+++ Data in this exercise
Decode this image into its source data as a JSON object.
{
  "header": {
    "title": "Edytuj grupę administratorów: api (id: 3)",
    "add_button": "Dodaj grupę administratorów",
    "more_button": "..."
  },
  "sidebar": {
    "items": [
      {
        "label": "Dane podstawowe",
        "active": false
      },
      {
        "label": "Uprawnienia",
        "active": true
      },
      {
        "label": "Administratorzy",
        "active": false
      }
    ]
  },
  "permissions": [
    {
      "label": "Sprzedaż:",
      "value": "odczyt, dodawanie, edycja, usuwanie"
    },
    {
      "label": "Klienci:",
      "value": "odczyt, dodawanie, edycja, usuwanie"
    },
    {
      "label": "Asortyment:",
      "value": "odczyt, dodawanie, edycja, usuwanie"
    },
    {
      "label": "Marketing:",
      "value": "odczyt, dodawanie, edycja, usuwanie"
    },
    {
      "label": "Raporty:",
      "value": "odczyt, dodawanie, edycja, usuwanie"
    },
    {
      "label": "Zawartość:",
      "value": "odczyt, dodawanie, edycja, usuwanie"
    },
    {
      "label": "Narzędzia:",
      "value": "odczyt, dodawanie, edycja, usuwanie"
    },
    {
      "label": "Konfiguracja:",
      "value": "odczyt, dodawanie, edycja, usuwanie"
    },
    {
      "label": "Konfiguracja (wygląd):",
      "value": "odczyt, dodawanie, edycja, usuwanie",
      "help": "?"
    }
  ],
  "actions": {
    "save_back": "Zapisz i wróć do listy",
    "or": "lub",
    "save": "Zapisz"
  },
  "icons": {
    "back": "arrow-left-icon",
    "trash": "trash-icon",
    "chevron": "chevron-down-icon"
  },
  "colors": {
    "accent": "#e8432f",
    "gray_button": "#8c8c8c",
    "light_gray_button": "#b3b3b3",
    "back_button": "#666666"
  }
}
++++++
Exercise description —
Gather up every line from the listing above in which the word "label" occurs.

Finished answer —
        "label": "Dane podstawowe",
        "label": "Uprawnienia",
        "label": "Administratorzy",
      "label": "Sprzedaż:",
      "label": "Klienci:",
      "label": "Asortyment:",
      "label": "Marketing:",
      "label": "Raporty:",
      "label": "Zawartość:",
      "label": "Narzędzia:",
      "label": "Konfiguracja:",
      "label": "Konfiguracja (wygląd):",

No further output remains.